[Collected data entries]
──────

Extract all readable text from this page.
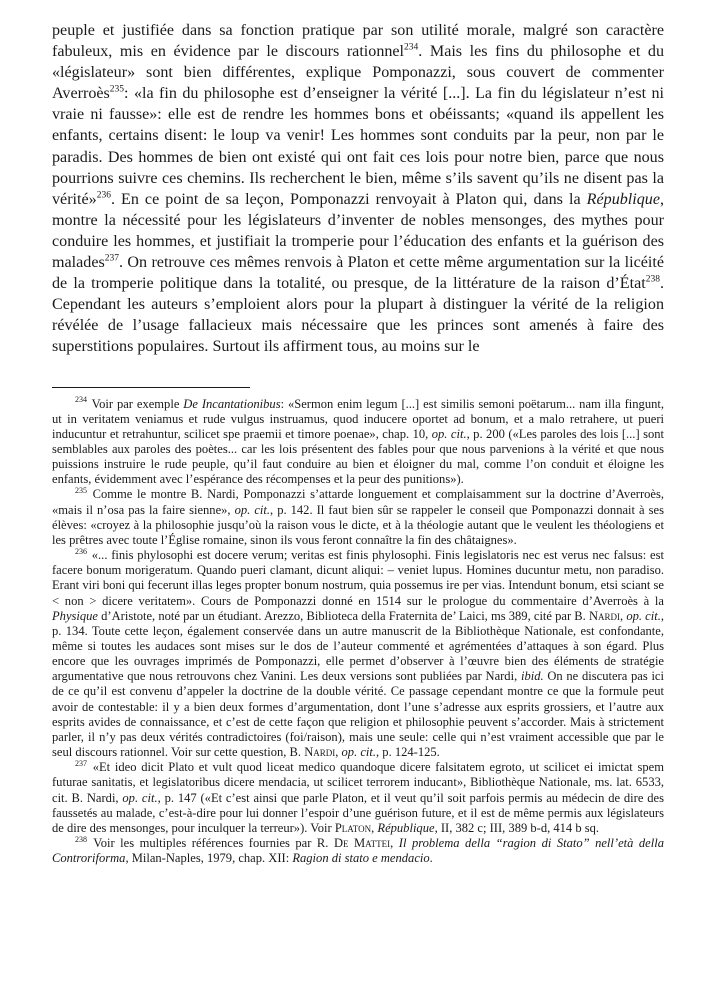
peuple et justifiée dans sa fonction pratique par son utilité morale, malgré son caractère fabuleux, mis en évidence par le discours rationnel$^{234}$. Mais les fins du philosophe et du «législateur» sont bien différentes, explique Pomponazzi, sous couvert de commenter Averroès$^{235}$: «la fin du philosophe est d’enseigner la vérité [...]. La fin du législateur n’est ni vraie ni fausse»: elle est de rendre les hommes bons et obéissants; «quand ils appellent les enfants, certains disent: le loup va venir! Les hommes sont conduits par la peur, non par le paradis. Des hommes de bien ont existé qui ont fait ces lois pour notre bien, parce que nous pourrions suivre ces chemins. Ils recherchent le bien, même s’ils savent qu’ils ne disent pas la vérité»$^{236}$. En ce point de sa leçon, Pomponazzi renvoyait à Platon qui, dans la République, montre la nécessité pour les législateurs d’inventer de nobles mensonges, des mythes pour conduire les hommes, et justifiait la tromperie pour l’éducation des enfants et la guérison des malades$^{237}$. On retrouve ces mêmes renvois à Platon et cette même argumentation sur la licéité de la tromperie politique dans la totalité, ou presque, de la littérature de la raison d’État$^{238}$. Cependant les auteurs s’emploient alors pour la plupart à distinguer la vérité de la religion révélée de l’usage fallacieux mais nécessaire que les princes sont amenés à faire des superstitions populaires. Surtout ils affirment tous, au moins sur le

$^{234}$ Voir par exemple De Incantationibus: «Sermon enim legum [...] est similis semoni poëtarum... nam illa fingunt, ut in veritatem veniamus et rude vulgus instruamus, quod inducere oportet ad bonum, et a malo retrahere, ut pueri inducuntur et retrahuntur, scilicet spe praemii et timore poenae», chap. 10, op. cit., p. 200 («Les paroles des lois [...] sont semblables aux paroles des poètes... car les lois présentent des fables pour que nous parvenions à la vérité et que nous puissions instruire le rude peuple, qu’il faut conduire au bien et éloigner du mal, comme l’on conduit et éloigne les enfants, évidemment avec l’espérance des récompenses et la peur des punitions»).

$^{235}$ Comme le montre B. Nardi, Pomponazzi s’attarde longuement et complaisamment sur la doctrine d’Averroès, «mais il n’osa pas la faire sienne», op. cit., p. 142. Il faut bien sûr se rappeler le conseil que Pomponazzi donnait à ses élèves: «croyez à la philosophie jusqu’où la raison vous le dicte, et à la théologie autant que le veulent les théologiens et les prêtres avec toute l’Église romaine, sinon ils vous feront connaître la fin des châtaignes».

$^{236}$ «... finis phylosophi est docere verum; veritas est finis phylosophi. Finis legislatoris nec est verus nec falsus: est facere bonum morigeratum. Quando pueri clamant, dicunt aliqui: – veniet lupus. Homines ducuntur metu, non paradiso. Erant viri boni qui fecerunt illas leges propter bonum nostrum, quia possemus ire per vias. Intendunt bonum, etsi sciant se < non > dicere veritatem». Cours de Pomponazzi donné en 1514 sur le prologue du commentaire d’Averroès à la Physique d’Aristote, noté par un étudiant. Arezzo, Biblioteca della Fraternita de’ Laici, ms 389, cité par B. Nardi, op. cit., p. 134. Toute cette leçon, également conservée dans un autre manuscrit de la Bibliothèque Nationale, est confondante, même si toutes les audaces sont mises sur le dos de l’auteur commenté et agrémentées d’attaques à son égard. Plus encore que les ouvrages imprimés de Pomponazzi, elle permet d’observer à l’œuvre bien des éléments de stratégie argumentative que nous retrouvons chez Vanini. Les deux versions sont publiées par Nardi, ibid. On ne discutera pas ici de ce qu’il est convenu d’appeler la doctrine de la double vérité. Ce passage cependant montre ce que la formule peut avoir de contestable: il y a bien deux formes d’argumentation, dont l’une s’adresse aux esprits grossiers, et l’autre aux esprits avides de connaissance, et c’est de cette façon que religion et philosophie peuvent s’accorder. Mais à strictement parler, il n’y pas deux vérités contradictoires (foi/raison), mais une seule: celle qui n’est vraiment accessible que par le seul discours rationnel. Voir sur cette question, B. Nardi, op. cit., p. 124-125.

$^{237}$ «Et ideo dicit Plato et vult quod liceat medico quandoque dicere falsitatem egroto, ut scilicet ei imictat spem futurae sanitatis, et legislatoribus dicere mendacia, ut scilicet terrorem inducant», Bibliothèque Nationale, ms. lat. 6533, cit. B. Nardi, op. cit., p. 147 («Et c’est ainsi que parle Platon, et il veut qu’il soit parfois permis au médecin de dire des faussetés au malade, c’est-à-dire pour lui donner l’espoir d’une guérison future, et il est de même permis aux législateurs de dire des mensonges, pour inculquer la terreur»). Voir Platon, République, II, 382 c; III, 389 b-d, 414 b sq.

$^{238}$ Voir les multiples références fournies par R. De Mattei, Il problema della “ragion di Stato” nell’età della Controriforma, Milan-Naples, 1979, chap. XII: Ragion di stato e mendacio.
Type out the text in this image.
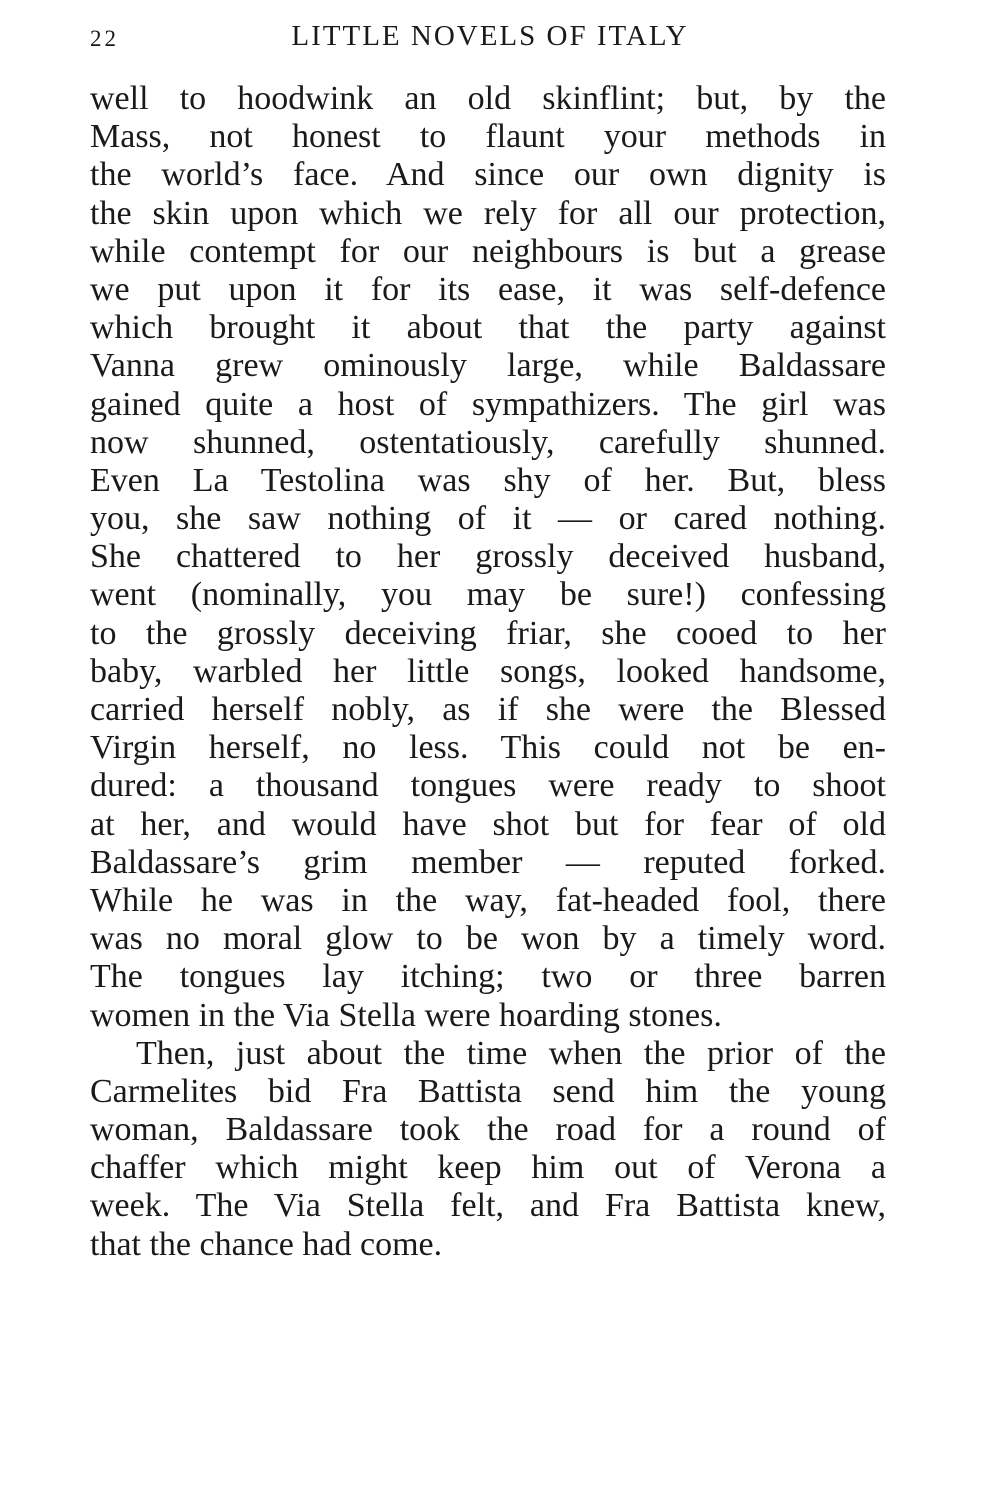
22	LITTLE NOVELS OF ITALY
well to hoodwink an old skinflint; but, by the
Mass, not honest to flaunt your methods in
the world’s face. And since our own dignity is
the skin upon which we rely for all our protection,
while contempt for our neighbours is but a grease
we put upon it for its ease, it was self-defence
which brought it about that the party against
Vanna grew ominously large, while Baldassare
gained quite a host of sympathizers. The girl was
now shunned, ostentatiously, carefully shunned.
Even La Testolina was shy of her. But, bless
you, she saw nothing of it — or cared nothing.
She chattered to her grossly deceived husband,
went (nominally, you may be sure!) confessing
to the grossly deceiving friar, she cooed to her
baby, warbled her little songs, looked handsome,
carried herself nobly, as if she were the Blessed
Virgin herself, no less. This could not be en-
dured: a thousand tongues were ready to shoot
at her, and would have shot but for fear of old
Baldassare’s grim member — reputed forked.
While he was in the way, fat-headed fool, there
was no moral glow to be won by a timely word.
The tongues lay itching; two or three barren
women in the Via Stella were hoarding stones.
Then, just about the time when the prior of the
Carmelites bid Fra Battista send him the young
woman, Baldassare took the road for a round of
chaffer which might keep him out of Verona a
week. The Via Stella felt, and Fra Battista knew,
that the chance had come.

──────

Give back every line exactly as it stands, pictures excluded.

[THE OUTPUT]:
Extract all readable text from this page.
peuple et justifiée dans sa fonction pratique par son utilité morale, malgré son caractère fabuleux, mis en évidence par le discours rationnel$^{234}$. Mais les fins du philosophe et du «législateur» sont bien différentes, explique Pomponazzi, sous couvert de commenter Averroès$^{235}$: «la fin du philosophe est d’enseigner la vérité [...]. La fin du législateur n’est ni vraie ni fausse»: elle est de rendre les hommes bons et obéissants; «quand ils appellent les enfants, certains disent: le loup va venir! Les hommes sont conduits par la peur, non par le paradis. Des hommes de bien ont existé qui ont fait ces lois pour notre bien, parce que nous pourrions suivre ces chemins. Ils recherchent le bien, même s’ils savent qu’ils ne disent pas la vérité»$^{236}$. En ce point de sa leçon, Pomponazzi renvoyait à Platon qui, dans la République, montre la nécessité pour les législateurs d’inventer de nobles mensonges, des mythes pour conduire les hommes, et justifiait la tromperie pour l’éducation des enfants et la guérison des malades$^{237}$. On retrouve ces mêmes renvois à Platon et cette même argumentation sur la licéité de la tromperie politique dans la totalité, ou presque, de la littérature de la raison d’État$^{238}$. Cependant les auteurs s’emploient alors pour la plupart à distinguer la vérité de la religion révélée de l’usage fallacieux mais nécessaire que les princes sont amenés à faire des superstitions populaires. Surtout ils affirment tous, au moins sur le

$^{234}$ Voir par exemple De Incantationibus: «Sermon enim legum [...] est similis semoni poëtarum... nam illa fingunt, ut in veritatem veniamus et rude vulgus instruamus, quod inducere oportet ad bonum, et a malo retrahere, ut pueri inducuntur et retrahuntur, scilicet spe praemii et timore poenae», chap. 10, op. cit., p. 200 («Les paroles des lois [...] sont semblables aux paroles des poètes... car les lois présentent des fables pour que nous parvenions à la vérité et que nous puissions instruire le rude peuple, qu’il faut conduire au bien et éloigner du mal, comme l’on conduit et éloigne les enfants, évidemment avec l’espérance des récompenses et la peur des punitions»).

$^{235}$ Comme le montre B. Nardi, Pomponazzi s’attarde longuement et complaisamment sur la doctrine d’Averroès, «mais il n’osa pas la faire sienne», op. cit., p. 142. Il faut bien sûr se rappeler le conseil que Pomponazzi donnait à ses élèves: «croyez à la philosophie jusqu’où la raison vous le dicte, et à la théologie autant que le veulent les théologiens et les prêtres avec toute l’Église romaine, sinon ils vous feront connaître la fin des châtaignes».

$^{236}$ «... finis phylosophi est docere verum; veritas est finis phylosophi. Finis legislatoris nec est verus nec falsus: est facere bonum morigeratum. Quando pueri clamant, dicunt aliqui: – veniet lupus. Homines ducuntur metu, non paradiso. Erant viri boni qui fecerunt illas leges propter bonum nostrum, quia possemus ire per vias. Intendunt bonum, etsi sciant se < non > dicere veritatem». Cours de Pomponazzi donné en 1514 sur le prologue du commentaire d’Averroès à la Physique d’Aristote, noté par un étudiant. Arezzo, Biblioteca della Fraternita de’ Laici, ms 389, cité par B. Nardi, op. cit., p. 134. Toute cette leçon, également conservée dans un autre manuscrit de la Bibliothèque Nationale, est confondante, même si toutes les audaces sont mises sur le dos de l’auteur commenté et agrémentées d’attaques à son égard. Plus encore que les ouvrages imprimés de Pomponazzi, elle permet d’observer à l’œuvre bien des éléments de stratégie argumentative que nous retrouvons chez Vanini. Les deux versions sont publiées par Nardi, ibid. On ne discutera pas ici de ce qu’il est convenu d’appeler la doctrine de la double vérité. Ce passage cependant montre ce que la formule peut avoir de contestable: il y a bien deux formes d’argumentation, dont l’une s’adresse aux esprits grossiers, et l’autre aux esprits avides de connaissance, et c’est de cette façon que religion et philosophie peuvent s’accorder. Mais à strictement parler, il n’y pas deux vérités contradictoires (foi/raison), mais une seule: celle qui n’est vraiment accessible que par le seul discours rationnel. Voir sur cette question, B. Nardi, op. cit., p. 124-125.

$^{237}$ «Et ideo dicit Plato et vult quod liceat medico quandoque dicere falsitatem egroto, ut scilicet ei imictat spem futurae sanitatis, et legislatoribus dicere mendacia, ut scilicet terrorem inducant», Bibliothèque Nationale, ms. lat. 6533, cit. B. Nardi, op. cit., p. 147 («Et c’est ainsi que parle Platon, et il veut qu’il soit parfois permis au médecin de dire des faussetés au malade, c’est-à-dire pour lui donner l’espoir d’une guérison future, et il est de même permis aux législateurs de dire des mensonges, pour inculquer la terreur»). Voir Platon, République, II, 382 c; III, 389 b-d, 414 b sq.

$^{238}$ Voir les multiples références fournies par R. De Mattei, Il problema della “ragion di Stato” nell’età della Controriforma, Milan-Naples, 1979, chap. XII: Ragion di stato e mendacio.
Type out the text in this image.
22	LITTLE NOVELS OF ITALY
well to hoodwink an old skinflint; but, by the
Mass, not honest to flaunt your methods in
the world’s face. And since our own dignity is
the skin upon which we rely for all our protection,
while contempt for our neighbours is but a grease
we put upon it for its ease, it was self-defence
which brought it about that the party against
Vanna grew ominously large, while Baldassare
gained quite a host of sympathizers. The girl was
now shunned, ostentatiously, carefully shunned.
Even La Testolina was shy of her. But, bless
you, she saw nothing of it — or cared nothing.
She chattered to her grossly deceived husband,
went (nominally, you may be sure!) confessing
to the grossly deceiving friar, she cooed to her
baby, warbled her little songs, looked handsome,
carried herself nobly, as if she were the Blessed
Virgin herself, no less. This could not be en-
dured: a thousand tongues were ready to shoot
at her, and would have shot but for fear of old
Baldassare’s grim member — reputed forked.
While he was in the way, fat-headed fool, there
was no moral glow to be won by a timely word.
The tongues lay itching; two or three barren
women in the Via Stella were hoarding stones.
Then, just about the time when the prior of the
Carmelites bid Fra Battista send him the young
woman, Baldassare took the road for a round of
chaffer which might keep him out of Verona a
week. The Via Stella felt, and Fra Battista knew,
that the chance had come.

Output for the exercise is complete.